* START *
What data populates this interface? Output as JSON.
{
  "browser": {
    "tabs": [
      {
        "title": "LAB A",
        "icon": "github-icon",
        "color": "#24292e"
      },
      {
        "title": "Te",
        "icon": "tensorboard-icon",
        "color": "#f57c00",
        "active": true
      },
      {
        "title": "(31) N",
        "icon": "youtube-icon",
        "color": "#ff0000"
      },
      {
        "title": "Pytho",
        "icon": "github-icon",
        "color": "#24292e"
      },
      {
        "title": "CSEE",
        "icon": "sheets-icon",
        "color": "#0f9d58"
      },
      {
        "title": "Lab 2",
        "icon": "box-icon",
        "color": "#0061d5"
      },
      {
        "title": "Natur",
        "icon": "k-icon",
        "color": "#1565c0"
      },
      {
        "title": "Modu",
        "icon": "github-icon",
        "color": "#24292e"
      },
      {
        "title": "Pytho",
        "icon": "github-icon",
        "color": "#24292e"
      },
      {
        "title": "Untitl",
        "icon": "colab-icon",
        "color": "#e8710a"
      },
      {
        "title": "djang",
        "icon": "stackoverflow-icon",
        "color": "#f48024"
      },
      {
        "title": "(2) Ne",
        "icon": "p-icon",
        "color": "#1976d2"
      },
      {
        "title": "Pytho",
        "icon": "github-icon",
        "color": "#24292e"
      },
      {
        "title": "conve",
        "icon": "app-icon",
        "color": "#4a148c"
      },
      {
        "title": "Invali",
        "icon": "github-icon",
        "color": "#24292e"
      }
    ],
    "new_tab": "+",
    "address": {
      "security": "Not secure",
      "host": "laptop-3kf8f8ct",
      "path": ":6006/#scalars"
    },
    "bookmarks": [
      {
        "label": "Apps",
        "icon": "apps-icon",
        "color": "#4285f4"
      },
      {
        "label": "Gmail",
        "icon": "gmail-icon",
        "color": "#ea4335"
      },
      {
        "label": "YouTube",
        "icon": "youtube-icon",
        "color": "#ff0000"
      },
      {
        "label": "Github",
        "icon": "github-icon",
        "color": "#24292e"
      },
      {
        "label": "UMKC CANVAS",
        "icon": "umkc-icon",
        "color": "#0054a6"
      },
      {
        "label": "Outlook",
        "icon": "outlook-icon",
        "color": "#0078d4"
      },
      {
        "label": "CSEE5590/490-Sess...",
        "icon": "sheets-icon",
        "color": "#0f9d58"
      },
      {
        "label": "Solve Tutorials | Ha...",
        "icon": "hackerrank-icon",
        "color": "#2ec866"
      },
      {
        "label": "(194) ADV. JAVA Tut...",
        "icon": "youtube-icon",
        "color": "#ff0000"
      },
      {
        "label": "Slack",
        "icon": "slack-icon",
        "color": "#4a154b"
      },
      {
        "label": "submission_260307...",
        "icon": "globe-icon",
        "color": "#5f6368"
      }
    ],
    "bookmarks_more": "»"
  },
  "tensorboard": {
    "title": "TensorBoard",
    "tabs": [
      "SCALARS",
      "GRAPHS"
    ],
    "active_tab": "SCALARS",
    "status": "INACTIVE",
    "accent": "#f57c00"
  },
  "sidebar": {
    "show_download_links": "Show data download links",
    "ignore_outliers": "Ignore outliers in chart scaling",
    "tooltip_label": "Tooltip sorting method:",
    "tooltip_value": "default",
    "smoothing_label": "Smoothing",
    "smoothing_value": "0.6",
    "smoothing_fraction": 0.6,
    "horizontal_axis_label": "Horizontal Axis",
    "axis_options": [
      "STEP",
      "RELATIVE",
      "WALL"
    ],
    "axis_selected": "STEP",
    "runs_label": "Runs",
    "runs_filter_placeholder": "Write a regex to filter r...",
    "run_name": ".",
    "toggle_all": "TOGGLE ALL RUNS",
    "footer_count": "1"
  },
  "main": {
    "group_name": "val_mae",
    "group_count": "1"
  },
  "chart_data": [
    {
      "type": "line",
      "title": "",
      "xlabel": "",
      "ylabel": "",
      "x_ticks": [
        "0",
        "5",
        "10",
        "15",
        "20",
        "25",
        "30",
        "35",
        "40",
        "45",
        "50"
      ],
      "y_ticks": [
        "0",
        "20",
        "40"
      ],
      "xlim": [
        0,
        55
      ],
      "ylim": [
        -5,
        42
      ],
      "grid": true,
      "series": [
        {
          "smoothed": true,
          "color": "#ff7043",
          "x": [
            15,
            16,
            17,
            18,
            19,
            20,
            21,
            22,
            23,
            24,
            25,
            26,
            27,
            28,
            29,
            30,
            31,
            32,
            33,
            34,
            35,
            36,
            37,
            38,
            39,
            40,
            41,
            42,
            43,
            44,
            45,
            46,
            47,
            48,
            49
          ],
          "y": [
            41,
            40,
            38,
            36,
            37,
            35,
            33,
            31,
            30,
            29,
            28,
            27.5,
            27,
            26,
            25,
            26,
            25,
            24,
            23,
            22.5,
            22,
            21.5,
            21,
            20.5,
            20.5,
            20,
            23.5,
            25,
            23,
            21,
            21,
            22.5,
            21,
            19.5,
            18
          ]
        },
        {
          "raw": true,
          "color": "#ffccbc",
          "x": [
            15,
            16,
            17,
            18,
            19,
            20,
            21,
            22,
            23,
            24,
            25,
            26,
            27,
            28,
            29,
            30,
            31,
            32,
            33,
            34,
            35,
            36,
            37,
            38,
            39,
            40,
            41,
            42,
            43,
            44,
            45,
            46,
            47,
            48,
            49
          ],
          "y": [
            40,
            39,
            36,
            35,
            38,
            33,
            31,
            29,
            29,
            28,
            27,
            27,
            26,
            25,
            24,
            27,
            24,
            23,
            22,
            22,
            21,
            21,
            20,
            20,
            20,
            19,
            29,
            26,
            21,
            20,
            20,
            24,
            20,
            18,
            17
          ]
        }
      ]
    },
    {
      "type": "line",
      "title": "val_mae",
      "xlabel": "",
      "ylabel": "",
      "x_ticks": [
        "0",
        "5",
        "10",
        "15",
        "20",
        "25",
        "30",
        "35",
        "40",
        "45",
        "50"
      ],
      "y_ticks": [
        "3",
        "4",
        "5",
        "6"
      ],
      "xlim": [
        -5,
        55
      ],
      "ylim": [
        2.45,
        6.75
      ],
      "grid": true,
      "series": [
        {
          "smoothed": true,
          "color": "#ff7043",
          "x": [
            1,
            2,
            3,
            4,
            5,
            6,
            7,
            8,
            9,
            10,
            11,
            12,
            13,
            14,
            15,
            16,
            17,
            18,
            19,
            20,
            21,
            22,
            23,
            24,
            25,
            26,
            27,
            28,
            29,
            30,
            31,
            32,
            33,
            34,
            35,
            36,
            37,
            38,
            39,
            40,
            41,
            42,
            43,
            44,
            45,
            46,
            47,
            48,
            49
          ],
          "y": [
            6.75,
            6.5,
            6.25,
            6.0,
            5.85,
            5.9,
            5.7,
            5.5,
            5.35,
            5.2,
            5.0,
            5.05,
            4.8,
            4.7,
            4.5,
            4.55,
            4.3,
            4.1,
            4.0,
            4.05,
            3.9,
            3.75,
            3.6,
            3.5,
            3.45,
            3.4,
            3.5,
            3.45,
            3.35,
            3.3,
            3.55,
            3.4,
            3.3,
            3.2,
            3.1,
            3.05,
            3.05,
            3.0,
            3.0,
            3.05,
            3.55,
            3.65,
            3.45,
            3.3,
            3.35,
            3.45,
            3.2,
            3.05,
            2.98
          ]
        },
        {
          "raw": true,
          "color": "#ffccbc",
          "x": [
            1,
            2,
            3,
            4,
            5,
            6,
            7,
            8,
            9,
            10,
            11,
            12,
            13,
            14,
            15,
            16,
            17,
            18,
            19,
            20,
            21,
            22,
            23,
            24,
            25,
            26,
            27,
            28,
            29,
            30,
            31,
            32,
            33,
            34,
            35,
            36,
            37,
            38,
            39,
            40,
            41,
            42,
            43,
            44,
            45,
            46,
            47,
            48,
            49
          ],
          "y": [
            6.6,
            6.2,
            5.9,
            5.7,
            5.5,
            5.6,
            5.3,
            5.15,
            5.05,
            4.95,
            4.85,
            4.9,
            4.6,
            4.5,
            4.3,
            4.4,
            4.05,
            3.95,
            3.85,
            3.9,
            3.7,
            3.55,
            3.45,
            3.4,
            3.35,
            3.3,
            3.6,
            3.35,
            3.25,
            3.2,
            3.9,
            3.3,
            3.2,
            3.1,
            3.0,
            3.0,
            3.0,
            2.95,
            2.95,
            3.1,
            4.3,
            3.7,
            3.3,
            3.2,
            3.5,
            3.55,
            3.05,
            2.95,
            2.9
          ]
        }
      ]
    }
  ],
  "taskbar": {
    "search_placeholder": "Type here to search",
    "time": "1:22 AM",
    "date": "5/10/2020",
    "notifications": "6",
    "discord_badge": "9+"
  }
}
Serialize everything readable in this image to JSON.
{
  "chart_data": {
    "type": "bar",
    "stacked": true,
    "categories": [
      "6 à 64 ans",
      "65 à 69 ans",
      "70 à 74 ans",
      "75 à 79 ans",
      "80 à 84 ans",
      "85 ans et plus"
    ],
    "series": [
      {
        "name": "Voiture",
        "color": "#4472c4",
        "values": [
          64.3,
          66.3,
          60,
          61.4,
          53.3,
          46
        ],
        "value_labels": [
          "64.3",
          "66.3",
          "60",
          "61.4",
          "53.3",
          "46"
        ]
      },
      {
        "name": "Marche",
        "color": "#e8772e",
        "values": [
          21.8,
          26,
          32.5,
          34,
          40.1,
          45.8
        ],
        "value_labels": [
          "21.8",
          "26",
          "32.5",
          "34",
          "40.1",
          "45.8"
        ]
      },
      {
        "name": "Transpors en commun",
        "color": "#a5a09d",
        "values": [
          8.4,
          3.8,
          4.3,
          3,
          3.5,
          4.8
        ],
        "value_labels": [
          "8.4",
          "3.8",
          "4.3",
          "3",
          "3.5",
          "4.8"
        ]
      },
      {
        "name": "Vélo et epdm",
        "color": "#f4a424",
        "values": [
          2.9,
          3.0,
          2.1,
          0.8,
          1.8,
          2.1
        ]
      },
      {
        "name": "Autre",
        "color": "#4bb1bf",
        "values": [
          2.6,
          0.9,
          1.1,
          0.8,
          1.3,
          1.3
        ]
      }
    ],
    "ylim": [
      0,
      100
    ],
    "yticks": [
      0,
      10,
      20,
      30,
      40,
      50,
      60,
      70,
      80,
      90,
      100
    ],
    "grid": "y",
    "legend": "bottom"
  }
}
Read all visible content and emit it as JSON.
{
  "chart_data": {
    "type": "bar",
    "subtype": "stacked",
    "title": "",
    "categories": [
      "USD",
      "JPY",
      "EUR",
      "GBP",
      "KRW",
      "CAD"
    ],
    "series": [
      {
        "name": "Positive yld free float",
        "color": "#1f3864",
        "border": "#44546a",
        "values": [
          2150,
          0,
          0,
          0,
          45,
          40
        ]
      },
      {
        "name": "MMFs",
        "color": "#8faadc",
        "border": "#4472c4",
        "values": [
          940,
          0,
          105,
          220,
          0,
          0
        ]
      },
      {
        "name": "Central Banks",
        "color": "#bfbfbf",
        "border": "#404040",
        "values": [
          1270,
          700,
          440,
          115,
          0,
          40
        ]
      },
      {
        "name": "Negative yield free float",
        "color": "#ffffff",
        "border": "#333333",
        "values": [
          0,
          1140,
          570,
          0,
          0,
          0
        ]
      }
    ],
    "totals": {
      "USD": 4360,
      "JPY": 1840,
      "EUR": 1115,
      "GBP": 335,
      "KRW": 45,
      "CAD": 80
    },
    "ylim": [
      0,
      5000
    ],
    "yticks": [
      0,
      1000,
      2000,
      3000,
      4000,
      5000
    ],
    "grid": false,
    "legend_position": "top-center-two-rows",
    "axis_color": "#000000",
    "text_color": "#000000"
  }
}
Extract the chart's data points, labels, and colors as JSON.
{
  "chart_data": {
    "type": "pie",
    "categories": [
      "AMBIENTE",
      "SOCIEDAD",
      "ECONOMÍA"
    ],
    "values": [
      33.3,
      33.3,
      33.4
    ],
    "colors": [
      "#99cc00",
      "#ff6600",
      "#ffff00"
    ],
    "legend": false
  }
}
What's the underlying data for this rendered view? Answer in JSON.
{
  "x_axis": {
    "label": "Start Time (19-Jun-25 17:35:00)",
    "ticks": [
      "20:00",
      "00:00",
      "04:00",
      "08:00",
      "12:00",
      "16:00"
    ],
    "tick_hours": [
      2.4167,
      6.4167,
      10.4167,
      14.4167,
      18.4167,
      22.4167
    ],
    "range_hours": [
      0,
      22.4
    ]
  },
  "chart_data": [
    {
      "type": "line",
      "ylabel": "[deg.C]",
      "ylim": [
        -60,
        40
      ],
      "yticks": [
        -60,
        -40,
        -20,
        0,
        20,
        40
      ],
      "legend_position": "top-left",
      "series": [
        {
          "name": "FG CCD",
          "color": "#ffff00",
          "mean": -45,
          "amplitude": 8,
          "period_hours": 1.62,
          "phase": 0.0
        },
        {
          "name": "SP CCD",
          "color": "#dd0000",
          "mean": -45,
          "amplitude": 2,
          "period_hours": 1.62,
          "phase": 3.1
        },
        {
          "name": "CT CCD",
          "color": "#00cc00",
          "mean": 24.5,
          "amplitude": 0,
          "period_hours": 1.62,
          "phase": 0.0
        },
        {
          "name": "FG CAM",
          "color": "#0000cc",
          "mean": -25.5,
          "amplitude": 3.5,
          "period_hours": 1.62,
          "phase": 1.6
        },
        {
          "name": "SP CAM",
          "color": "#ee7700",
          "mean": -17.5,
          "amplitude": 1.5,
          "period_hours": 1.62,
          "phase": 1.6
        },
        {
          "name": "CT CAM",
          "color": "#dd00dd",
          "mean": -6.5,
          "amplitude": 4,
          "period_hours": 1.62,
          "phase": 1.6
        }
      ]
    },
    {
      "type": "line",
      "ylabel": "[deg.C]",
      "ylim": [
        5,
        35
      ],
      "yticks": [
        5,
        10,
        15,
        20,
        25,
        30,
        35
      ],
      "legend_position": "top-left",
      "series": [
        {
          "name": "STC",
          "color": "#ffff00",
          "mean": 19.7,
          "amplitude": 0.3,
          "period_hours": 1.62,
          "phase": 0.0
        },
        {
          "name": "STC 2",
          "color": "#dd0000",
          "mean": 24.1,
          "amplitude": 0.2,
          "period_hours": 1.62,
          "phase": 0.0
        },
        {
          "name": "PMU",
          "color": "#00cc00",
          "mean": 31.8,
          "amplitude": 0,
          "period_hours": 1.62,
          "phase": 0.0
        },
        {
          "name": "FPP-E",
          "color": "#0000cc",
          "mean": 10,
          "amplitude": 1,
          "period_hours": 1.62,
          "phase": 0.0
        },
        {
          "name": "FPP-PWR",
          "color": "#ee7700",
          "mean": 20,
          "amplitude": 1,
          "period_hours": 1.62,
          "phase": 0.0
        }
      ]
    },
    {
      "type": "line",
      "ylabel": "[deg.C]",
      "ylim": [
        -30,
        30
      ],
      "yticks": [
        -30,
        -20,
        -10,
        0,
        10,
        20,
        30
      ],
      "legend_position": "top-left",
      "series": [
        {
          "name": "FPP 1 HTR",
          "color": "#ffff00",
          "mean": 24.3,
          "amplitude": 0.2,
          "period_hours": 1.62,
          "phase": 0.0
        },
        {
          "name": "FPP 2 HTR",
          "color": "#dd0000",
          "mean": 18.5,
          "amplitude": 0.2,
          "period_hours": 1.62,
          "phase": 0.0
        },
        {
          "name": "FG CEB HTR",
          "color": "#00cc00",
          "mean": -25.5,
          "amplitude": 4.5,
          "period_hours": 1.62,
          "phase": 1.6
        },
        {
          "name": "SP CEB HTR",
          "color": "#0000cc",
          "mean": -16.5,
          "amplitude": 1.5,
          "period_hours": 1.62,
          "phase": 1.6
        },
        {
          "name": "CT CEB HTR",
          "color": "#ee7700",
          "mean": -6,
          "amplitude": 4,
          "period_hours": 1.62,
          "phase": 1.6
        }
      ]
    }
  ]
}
* END *
## WRITTEN PROBLEM
Filter out all lines lacking the word "What" and copy the rest.

## COMPLETED TASK
What data populates this interface? Output as JSON.
What's the underlying data for this rendered view? Answer in JSON.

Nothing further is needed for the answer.